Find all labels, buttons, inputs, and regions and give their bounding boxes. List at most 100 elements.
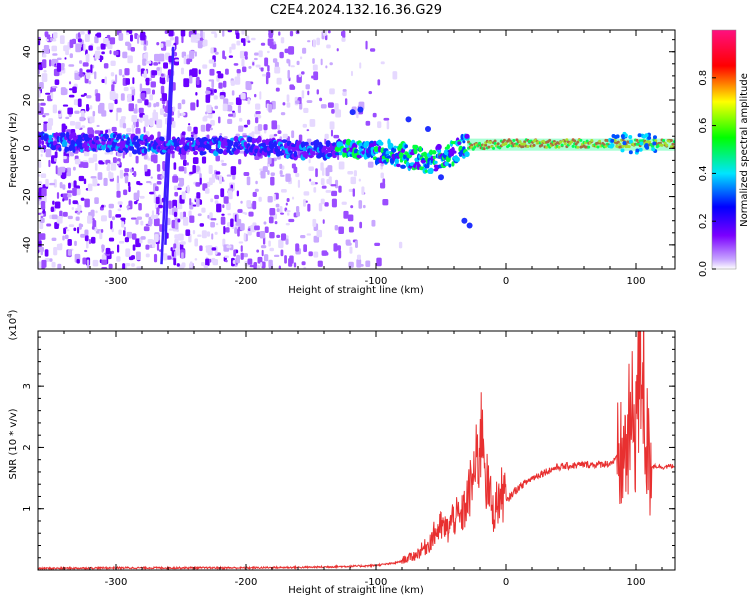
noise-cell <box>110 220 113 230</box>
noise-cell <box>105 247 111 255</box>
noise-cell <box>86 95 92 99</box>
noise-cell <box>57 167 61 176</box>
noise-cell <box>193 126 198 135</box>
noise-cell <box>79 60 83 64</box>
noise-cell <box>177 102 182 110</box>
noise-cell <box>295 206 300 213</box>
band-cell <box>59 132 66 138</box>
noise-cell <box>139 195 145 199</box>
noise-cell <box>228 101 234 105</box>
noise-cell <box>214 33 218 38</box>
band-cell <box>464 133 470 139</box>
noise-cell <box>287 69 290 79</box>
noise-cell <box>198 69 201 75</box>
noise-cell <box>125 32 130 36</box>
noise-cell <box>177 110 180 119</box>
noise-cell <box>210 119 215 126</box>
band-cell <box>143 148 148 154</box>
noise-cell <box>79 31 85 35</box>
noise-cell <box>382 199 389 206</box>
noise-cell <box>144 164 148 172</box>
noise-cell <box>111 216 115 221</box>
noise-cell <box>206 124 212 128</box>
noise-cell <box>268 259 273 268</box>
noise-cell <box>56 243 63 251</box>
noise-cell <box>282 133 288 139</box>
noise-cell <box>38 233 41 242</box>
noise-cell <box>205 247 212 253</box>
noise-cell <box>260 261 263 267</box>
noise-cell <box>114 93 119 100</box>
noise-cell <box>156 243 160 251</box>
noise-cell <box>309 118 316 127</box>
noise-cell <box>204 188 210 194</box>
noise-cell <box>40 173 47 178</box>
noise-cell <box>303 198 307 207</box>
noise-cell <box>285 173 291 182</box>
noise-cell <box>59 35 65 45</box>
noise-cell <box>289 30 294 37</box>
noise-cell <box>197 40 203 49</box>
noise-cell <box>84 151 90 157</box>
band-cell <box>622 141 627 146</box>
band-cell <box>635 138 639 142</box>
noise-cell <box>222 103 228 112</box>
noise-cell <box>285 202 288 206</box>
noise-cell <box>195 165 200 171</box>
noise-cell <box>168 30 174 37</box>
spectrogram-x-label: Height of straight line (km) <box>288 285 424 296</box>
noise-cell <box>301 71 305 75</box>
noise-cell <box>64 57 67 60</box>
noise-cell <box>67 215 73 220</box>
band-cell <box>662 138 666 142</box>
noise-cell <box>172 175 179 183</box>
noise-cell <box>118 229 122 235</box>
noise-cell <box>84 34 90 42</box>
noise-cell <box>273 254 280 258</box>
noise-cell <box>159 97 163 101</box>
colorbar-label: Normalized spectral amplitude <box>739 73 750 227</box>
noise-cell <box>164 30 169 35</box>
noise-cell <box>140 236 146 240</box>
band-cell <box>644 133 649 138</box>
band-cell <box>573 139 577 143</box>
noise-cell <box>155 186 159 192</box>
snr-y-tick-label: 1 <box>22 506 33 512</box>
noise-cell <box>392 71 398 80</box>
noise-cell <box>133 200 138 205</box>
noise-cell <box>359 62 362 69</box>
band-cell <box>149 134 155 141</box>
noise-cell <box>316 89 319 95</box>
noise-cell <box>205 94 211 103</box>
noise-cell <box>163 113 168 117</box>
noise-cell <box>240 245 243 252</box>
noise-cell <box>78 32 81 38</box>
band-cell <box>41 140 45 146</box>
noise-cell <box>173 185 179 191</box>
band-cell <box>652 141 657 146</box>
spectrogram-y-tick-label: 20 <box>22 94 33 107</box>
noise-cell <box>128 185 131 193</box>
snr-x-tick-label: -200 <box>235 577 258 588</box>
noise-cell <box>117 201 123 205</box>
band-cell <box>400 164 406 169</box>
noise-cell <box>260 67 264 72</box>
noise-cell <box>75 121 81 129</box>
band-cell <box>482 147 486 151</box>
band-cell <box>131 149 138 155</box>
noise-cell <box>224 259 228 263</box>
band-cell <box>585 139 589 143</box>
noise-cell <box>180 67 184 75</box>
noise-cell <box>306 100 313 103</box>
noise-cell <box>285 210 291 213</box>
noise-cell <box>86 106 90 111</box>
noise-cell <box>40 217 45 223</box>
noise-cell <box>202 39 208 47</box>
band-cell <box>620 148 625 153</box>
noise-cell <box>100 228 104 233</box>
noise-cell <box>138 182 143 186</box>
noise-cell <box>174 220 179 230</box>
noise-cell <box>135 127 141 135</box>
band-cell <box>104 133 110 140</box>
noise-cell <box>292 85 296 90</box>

· · · · ·

● **Your task**
In the lines above, replace "band-cell" with "band-point" wherever it occurs and keep everything else the same. Omit the pictures from your answer.

● **Response below**
Find all labels, buttons, inputs, and regions and give their bounding boxes. List at most 100 elements.
noise-cell <box>110 220 113 230</box>
noise-cell <box>105 247 111 255</box>
noise-cell <box>86 95 92 99</box>
noise-cell <box>57 167 61 176</box>
noise-cell <box>193 126 198 135</box>
noise-cell <box>79 60 83 64</box>
noise-cell <box>177 102 182 110</box>
noise-cell <box>295 206 300 213</box>
band-point <box>59 132 66 138</box>
noise-cell <box>139 195 145 199</box>
noise-cell <box>228 101 234 105</box>
noise-cell <box>214 33 218 38</box>
band-point <box>464 133 470 139</box>
noise-cell <box>287 69 290 79</box>
noise-cell <box>198 69 201 75</box>
noise-cell <box>125 32 130 36</box>
noise-cell <box>177 110 180 119</box>
noise-cell <box>210 119 215 126</box>
band-point <box>143 148 148 154</box>
noise-cell <box>79 31 85 35</box>
noise-cell <box>382 199 389 206</box>
noise-cell <box>144 164 148 172</box>
noise-cell <box>111 216 115 221</box>
noise-cell <box>206 124 212 128</box>
noise-cell <box>268 259 273 268</box>
noise-cell <box>56 243 63 251</box>
noise-cell <box>282 133 288 139</box>
noise-cell <box>38 233 41 242</box>
noise-cell <box>205 247 212 253</box>
noise-cell <box>260 261 263 267</box>
noise-cell <box>114 93 119 100</box>
noise-cell <box>156 243 160 251</box>
noise-cell <box>309 118 316 127</box>
noise-cell <box>204 188 210 194</box>
noise-cell <box>40 173 47 178</box>
noise-cell <box>303 198 307 207</box>
noise-cell <box>285 173 291 182</box>
noise-cell <box>59 35 65 45</box>
noise-cell <box>289 30 294 37</box>
noise-cell <box>197 40 203 49</box>
noise-cell <box>84 151 90 157</box>
band-point <box>622 141 627 146</box>
band-point <box>635 138 639 142</box>
noise-cell <box>222 103 228 112</box>
noise-cell <box>285 202 288 206</box>
noise-cell <box>195 165 200 171</box>
noise-cell <box>168 30 174 37</box>
spectrogram-x-label: Height of straight line (km) <box>288 285 424 296</box>
noise-cell <box>301 71 305 75</box>
noise-cell <box>64 57 67 60</box>
noise-cell <box>67 215 73 220</box>
band-point <box>662 138 666 142</box>
noise-cell <box>172 175 179 183</box>
noise-cell <box>118 229 122 235</box>
noise-cell <box>84 34 90 42</box>
noise-cell <box>273 254 280 258</box>
noise-cell <box>159 97 163 101</box>
colorbar-label: Normalized spectral amplitude <box>739 73 750 227</box>
noise-cell <box>164 30 169 35</box>
noise-cell <box>140 236 146 240</box>
band-point <box>644 133 649 138</box>
band-point <box>573 139 577 143</box>
noise-cell <box>155 186 159 192</box>
snr-y-tick-label: 1 <box>22 506 33 512</box>
noise-cell <box>392 71 398 80</box>
noise-cell <box>133 200 138 205</box>
noise-cell <box>359 62 362 69</box>
band-point <box>149 134 155 141</box>
noise-cell <box>316 89 319 95</box>
noise-cell <box>205 94 211 103</box>
noise-cell <box>163 113 168 117</box>
noise-cell <box>240 245 243 252</box>
noise-cell <box>78 32 81 38</box>
band-point <box>41 140 45 146</box>
noise-cell <box>173 185 179 191</box>
band-point <box>652 141 657 146</box>
spectrogram-y-tick-label: 20 <box>22 94 33 107</box>
noise-cell <box>128 185 131 193</box>
snr-x-tick-label: -200 <box>235 577 258 588</box>
noise-cell <box>117 201 123 205</box>
band-point <box>400 164 406 169</box>
noise-cell <box>260 67 264 72</box>
noise-cell <box>75 121 81 129</box>
band-point <box>482 147 486 151</box>
band-point <box>131 149 138 155</box>
noise-cell <box>224 259 228 263</box>
band-point <box>585 139 589 143</box>
noise-cell <box>180 67 184 75</box>
noise-cell <box>306 100 313 103</box>
noise-cell <box>285 210 291 213</box>
noise-cell <box>86 106 90 111</box>
noise-cell <box>40 217 45 223</box>
noise-cell <box>202 39 208 47</box>
band-point <box>620 148 625 153</box>
noise-cell <box>100 228 104 233</box>
noise-cell <box>138 182 143 186</box>
noise-cell <box>174 220 179 230</box>
noise-cell <box>135 127 141 135</box>
band-point <box>104 133 110 140</box>
noise-cell <box>292 85 296 90</box>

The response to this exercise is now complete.